### Material for this task:

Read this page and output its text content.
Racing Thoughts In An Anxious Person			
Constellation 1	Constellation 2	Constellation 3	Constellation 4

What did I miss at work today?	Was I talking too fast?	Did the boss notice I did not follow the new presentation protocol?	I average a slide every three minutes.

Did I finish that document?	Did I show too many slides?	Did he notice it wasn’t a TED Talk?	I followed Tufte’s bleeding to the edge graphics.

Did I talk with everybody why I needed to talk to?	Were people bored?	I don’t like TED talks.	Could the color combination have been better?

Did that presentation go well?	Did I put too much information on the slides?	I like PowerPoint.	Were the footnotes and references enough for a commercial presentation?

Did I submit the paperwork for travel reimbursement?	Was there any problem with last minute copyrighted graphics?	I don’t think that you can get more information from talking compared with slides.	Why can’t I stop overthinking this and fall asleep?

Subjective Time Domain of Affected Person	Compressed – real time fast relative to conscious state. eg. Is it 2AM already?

### Exercise description:
Extract the complete set of records unchanged.

### Output of the task:
Read this page and output its text content.
Racing Thoughts In An Anxious Person			
Constellation 1	Constellation 2	Constellation 3	Constellation 4

What did I miss at work today?	Was I talking too fast?	Did the boss notice I did not follow the new presentation protocol?	I average a slide every three minutes.

Did I finish that document?	Did I show too many slides?	Did he notice it wasn’t a TED Talk?	I followed Tufte’s bleeding to the edge graphics.

Did I talk with everybody why I needed to talk to?	Were people bored?	I don’t like TED talks.	Could the color combination have been better?

Did that presentation go well?	Did I put too much information on the slides?	I like PowerPoint.	Were the footnotes and references enough for a commercial presentation?

Did I submit the paperwork for travel reimbursement?	Was there any problem with last minute copyrighted graphics?	I don’t think that you can get more information from talking compared with slides.	Why can’t I stop overthinking this and fall asleep?

Subjective Time Domain of Affected Person	Compressed – real time fast relative to conscious state. eg. Is it 2AM already?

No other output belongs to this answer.